**Goal**
Repeat exactly each line of the data provided below.

^^^^

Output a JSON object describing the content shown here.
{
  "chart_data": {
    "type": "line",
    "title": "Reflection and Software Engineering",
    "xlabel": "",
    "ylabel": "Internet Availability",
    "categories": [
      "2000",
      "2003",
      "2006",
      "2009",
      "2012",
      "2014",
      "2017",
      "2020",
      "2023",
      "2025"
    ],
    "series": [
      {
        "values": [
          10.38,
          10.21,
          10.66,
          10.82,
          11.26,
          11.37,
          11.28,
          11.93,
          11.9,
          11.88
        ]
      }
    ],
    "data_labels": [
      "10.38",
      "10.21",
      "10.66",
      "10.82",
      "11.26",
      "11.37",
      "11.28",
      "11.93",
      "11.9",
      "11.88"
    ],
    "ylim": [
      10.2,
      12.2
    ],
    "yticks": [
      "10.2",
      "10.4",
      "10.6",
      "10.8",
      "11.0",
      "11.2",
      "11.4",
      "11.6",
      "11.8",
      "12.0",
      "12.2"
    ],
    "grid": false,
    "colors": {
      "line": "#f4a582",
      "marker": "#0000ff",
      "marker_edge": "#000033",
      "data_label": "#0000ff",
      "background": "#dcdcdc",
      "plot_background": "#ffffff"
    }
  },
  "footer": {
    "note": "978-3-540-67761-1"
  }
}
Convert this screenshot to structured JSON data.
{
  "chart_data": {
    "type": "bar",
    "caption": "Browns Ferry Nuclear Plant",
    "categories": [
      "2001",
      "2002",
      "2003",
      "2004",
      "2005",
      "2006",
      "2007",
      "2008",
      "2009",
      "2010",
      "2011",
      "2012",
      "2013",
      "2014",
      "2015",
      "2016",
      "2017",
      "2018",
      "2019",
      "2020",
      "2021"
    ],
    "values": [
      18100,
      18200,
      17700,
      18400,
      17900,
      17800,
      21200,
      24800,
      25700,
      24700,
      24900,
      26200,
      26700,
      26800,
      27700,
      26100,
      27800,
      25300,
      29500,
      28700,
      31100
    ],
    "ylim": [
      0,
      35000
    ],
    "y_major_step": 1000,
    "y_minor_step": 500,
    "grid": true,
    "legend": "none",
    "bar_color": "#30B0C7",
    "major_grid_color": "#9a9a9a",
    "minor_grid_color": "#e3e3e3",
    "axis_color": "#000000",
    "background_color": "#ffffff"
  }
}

^^^^

**Written answer**
Output a JSON object describing the content shown here.
{
  "chart_data": {
    "type": "line",
    "title": "Reflection and Software Engineering",
    "xlabel": "",
    "ylabel": "Internet Availability",
    "categories": [
      "2000",
      "2003",
      "2006",
      "2009",
      "2012",
      "2014",
      "2017",
      "2020",
      "2023",
      "2025"
    ],
    "series": [
      {
        "values": [
          10.38,
          10.21,
          10.66,
          10.82,
          11.26,
          11.37,
          11.28,
          11.93,
          11.9,
          11.88
        ]
      }
    ],
    "data_labels": [
      "10.38",
      "10.21",
      "10.66",
      "10.82",
      "11.26",
      "11.37",
      "11.28",
      "11.93",
      "11.9",
      "11.88"
    ],
    "ylim": [
      10.2,
      12.2
    ],
    "yticks": [
      "10.2",
      "10.4",
      "10.6",
      "10.8",
      "11.0",
      "11.2",
      "11.4",
      "11.6",
      "11.8",
      "12.0",
      "12.2"
    ],
    "grid": false,
    "colors": {
      "line": "#f4a582",
      "marker": "#0000ff",
      "marker_edge": "#000033",
      "data_label": "#0000ff",
      "background": "#dcdcdc",
      "plot_background": "#ffffff"
    }
  },
  "footer": {
    "note": "978-3-540-67761-1"
  }
}
Convert this screenshot to structured JSON data.
{
  "chart_data": {
    "type": "bar",
    "caption": "Browns Ferry Nuclear Plant",
    "categories": [
      "2001",
      "2002",
      "2003",
      "2004",
      "2005",
      "2006",
      "2007",
      "2008",
      "2009",
      "2010",
      "2011",
      "2012",
      "2013",
      "2014",
      "2015",
      "2016",
      "2017",
      "2018",
      "2019",
      "2020",
      "2021"
    ],
    "values": [
      18100,
      18200,
      17700,
      18400,
      17900,
      17800,
      21200,
      24800,
      25700,
      24700,
      24900,
      26200,
      26700,
      26800,
      27700,
      26100,
      27800,
      25300,
      29500,
      28700,
      31100
    ],
    "ylim": [
      0,
      35000
    ],
    "y_major_step": 1000,
    "y_minor_step": 500,
    "grid": true,
    "legend": "none",
    "bar_color": "#30B0C7",
    "major_grid_color": "#9a9a9a",
    "minor_grid_color": "#e3e3e3",
    "axis_color": "#000000",
    "background_color": "#ffffff"
  }
}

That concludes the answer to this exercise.